Below are some records; retype all of them exactly.

══ DATA FOR THIS EXERCISE

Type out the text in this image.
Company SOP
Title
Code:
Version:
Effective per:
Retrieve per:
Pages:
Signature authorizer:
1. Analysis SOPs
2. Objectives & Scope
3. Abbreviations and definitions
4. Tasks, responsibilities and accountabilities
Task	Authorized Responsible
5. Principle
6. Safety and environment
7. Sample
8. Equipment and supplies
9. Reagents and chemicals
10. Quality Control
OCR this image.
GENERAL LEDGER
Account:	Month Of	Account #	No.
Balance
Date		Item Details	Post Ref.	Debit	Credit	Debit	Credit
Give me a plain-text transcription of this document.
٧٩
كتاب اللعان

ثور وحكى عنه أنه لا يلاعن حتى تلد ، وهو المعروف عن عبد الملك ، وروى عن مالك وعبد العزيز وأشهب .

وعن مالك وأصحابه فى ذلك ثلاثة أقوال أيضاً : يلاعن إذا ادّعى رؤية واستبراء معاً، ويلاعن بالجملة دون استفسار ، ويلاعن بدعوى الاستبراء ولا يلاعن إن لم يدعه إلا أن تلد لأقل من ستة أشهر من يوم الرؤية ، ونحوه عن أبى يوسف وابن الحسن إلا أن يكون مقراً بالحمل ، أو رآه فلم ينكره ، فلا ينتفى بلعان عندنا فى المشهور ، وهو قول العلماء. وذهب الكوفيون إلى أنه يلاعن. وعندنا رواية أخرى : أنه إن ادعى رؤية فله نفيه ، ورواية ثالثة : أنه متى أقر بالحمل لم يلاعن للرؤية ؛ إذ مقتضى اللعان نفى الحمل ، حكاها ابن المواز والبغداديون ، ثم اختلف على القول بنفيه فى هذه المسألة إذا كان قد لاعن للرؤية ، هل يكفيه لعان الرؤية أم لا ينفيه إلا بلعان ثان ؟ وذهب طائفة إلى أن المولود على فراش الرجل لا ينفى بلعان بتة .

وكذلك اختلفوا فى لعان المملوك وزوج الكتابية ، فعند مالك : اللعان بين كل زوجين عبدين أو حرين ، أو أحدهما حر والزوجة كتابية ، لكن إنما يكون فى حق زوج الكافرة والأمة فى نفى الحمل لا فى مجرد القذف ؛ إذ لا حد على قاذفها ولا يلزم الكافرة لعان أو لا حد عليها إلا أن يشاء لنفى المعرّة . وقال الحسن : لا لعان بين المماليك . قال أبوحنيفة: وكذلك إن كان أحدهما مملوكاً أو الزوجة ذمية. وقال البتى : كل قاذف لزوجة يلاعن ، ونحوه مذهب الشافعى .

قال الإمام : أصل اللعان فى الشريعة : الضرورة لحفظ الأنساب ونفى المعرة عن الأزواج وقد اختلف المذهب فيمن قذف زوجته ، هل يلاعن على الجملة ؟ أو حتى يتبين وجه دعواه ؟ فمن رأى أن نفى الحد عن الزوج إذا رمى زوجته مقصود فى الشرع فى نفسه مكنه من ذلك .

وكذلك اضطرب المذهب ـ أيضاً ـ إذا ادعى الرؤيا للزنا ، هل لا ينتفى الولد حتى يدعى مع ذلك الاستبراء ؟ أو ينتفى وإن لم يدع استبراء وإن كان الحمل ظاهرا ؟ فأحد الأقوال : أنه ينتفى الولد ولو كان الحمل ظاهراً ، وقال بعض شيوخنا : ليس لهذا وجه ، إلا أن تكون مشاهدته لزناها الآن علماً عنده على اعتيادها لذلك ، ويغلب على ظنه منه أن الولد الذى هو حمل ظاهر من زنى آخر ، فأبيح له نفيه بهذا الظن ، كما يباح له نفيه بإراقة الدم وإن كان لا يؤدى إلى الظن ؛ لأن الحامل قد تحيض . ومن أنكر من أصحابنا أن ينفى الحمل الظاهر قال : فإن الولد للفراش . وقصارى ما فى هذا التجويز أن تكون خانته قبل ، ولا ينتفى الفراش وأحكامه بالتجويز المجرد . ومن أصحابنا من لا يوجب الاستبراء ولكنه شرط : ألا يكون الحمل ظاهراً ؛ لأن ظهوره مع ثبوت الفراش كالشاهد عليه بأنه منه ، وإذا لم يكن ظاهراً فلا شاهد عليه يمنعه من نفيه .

════

RESPONSE TO THE EXERCISE →
Type out the text in this image.
Company SOP
Title
Code:
Version:
Effective per:
Retrieve per:
Pages:
Signature authorizer:
1. Analysis SOPs
2. Objectives & Scope
3. Abbreviations and definitions
4. Tasks, responsibilities and accountabilities
Task	Authorized Responsible
5. Principle
6. Safety and environment
7. Sample
8. Equipment and supplies
9. Reagents and chemicals
10. Quality Control
OCR this image.
GENERAL LEDGER
Account:	Month Of	Account #	No.
Balance
Date		Item Details	Post Ref.	Debit	Credit	Debit	Credit
Give me a plain-text transcription of this document.
٧٩
كتاب اللعان

ثور وحكى عنه أنه لا يلاعن حتى تلد ، وهو المعروف عن عبد الملك ، وروى عن مالك وعبد العزيز وأشهب .

وعن مالك وأصحابه فى ذلك ثلاثة أقوال أيضاً : يلاعن إذا ادّعى رؤية واستبراء معاً، ويلاعن بالجملة دون استفسار ، ويلاعن بدعوى الاستبراء ولا يلاعن إن لم يدعه إلا أن تلد لأقل من ستة أشهر من يوم الرؤية ، ونحوه عن أبى يوسف وابن الحسن إلا أن يكون مقراً بالحمل ، أو رآه فلم ينكره ، فلا ينتفى بلعان عندنا فى المشهور ، وهو قول العلماء. وذهب الكوفيون إلى أنه يلاعن. وعندنا رواية أخرى : أنه إن ادعى رؤية فله نفيه ، ورواية ثالثة : أنه متى أقر بالحمل لم يلاعن للرؤية ؛ إذ مقتضى اللعان نفى الحمل ، حكاها ابن المواز والبغداديون ، ثم اختلف على القول بنفيه فى هذه المسألة إذا كان قد لاعن للرؤية ، هل يكفيه لعان الرؤية أم لا ينفيه إلا بلعان ثان ؟ وذهب طائفة إلى أن المولود على فراش الرجل لا ينفى بلعان بتة .

وكذلك اختلفوا فى لعان المملوك وزوج الكتابية ، فعند مالك : اللعان بين كل زوجين عبدين أو حرين ، أو أحدهما حر والزوجة كتابية ، لكن إنما يكون فى حق زوج الكافرة والأمة فى نفى الحمل لا فى مجرد القذف ؛ إذ لا حد على قاذفها ولا يلزم الكافرة لعان أو لا حد عليها إلا أن يشاء لنفى المعرّة . وقال الحسن : لا لعان بين المماليك . قال أبوحنيفة: وكذلك إن كان أحدهما مملوكاً أو الزوجة ذمية. وقال البتى : كل قاذف لزوجة يلاعن ، ونحوه مذهب الشافعى .

قال الإمام : أصل اللعان فى الشريعة : الضرورة لحفظ الأنساب ونفى المعرة عن الأزواج وقد اختلف المذهب فيمن قذف زوجته ، هل يلاعن على الجملة ؟ أو حتى يتبين وجه دعواه ؟ فمن رأى أن نفى الحد عن الزوج إذا رمى زوجته مقصود فى الشرع فى نفسه مكنه من ذلك .

وكذلك اضطرب المذهب ـ أيضاً ـ إذا ادعى الرؤيا للزنا ، هل لا ينتفى الولد حتى يدعى مع ذلك الاستبراء ؟ أو ينتفى وإن لم يدع استبراء وإن كان الحمل ظاهرا ؟ فأحد الأقوال : أنه ينتفى الولد ولو كان الحمل ظاهراً ، وقال بعض شيوخنا : ليس لهذا وجه ، إلا أن تكون مشاهدته لزناها الآن علماً عنده على اعتيادها لذلك ، ويغلب على ظنه منه أن الولد الذى هو حمل ظاهر من زنى آخر ، فأبيح له نفيه بهذا الظن ، كما يباح له نفيه بإراقة الدم وإن كان لا يؤدى إلى الظن ؛ لأن الحامل قد تحيض . ومن أنكر من أصحابنا أن ينفى الحمل الظاهر قال : فإن الولد للفراش . وقصارى ما فى هذا التجويز أن تكون خانته قبل ، ولا ينتفى الفراش وأحكامه بالتجويز المجرد . ومن أصحابنا من لا يوجب الاستبراء ولكنه شرط : ألا يكون الحمل ظاهراً ؛ لأن ظهوره مع ثبوت الفراش كالشاهد عليه بأنه منه ، وإذا لم يكن ظاهراً فلا شاهد عليه يمنعه من نفيه .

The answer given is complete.